• What you should do
All lines featuring the string "this" are to be listed.

[Stored data entries]
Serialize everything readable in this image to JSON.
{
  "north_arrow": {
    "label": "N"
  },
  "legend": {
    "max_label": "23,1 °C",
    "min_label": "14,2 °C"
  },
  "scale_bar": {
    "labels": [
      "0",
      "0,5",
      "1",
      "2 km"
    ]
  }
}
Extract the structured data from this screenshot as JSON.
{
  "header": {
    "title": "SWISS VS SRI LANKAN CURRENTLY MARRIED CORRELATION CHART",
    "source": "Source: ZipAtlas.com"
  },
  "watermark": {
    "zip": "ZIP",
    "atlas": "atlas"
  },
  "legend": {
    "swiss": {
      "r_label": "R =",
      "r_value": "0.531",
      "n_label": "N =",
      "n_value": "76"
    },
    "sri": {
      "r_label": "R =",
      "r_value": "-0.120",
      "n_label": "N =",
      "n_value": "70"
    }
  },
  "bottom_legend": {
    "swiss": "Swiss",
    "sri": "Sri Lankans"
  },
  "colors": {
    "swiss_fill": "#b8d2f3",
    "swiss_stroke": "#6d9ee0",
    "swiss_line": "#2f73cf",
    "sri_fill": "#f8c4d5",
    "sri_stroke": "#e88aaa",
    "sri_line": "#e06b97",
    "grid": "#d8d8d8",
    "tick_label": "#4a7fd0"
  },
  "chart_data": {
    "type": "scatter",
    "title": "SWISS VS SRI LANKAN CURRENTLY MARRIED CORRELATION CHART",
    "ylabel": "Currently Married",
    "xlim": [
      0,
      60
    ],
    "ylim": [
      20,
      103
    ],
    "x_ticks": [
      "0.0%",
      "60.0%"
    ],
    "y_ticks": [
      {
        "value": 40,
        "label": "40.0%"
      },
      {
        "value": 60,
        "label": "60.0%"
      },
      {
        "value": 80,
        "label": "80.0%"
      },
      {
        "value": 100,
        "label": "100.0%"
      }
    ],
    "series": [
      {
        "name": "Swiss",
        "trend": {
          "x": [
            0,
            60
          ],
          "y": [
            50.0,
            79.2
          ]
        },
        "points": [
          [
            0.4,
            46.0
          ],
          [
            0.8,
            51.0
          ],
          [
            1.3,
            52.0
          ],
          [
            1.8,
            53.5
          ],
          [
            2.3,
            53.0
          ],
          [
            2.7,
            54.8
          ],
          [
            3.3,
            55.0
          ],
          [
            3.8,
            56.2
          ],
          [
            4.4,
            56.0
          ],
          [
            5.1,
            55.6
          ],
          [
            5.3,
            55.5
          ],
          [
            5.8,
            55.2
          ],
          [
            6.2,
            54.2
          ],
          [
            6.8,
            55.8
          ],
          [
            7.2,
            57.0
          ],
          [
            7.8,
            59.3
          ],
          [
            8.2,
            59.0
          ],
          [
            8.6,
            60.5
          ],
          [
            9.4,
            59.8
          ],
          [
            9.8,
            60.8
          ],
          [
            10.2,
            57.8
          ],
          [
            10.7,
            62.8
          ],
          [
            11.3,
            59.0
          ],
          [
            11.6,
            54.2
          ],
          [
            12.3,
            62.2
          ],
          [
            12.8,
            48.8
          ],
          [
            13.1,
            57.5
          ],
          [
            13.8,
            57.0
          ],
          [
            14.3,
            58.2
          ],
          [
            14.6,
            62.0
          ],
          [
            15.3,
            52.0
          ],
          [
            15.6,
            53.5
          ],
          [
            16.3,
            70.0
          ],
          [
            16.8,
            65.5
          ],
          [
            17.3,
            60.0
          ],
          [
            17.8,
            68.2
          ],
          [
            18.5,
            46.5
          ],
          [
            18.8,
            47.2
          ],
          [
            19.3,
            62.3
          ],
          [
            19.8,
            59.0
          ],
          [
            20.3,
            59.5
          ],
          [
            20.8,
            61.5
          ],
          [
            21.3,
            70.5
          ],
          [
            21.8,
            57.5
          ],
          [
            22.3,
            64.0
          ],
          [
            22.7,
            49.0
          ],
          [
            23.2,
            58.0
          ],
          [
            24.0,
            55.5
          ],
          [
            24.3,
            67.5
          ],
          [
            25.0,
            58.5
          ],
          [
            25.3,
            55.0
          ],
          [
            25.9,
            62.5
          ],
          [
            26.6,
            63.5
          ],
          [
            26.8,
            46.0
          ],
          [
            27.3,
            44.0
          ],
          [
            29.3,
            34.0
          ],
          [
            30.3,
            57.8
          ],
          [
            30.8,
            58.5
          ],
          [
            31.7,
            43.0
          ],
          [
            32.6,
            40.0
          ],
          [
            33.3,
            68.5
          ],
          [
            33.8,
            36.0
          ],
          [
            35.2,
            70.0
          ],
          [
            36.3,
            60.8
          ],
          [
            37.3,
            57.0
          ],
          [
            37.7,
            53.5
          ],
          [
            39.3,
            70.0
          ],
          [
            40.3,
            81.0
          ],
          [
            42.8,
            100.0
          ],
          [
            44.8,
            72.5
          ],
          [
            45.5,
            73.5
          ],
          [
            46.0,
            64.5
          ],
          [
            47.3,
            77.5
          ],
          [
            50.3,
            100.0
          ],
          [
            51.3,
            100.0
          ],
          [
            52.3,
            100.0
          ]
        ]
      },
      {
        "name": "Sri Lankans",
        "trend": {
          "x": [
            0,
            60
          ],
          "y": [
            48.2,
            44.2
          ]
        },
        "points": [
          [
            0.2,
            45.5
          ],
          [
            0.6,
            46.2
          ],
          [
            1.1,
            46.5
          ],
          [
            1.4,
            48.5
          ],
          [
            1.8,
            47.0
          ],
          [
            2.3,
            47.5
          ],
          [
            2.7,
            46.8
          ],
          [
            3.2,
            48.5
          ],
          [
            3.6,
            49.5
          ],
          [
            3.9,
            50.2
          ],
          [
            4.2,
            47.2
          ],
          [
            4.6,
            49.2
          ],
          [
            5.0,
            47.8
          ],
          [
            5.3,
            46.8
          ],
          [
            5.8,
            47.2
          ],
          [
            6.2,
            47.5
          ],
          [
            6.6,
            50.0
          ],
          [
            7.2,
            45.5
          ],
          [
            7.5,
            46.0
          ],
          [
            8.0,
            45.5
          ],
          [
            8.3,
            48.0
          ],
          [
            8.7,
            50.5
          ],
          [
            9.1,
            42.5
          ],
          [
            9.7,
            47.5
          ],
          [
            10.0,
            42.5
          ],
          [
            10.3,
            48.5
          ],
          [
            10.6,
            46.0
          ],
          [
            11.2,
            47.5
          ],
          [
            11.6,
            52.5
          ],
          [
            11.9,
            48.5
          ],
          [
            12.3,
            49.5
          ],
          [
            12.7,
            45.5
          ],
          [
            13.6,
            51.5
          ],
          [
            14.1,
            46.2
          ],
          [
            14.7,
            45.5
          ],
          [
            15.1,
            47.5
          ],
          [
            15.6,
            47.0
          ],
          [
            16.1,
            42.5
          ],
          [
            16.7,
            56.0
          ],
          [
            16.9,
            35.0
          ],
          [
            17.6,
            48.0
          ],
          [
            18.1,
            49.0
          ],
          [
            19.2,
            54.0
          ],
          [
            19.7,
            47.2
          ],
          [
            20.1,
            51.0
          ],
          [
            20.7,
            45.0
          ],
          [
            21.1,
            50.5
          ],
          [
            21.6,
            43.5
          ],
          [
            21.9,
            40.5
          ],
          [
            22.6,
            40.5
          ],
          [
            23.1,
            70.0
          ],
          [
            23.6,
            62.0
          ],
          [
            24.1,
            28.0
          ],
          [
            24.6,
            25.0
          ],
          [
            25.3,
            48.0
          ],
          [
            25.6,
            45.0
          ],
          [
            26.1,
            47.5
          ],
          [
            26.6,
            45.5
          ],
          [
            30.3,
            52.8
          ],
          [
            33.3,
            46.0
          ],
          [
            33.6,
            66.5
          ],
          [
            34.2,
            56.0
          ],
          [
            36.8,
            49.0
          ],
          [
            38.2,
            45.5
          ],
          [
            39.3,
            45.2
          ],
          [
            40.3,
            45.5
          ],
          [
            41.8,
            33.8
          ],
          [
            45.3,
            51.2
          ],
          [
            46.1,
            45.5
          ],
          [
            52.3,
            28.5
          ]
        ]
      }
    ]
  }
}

• Solved exercise
Serialize everything readable in this image to JSON.
Extract the structured data from this screenshot as JSON.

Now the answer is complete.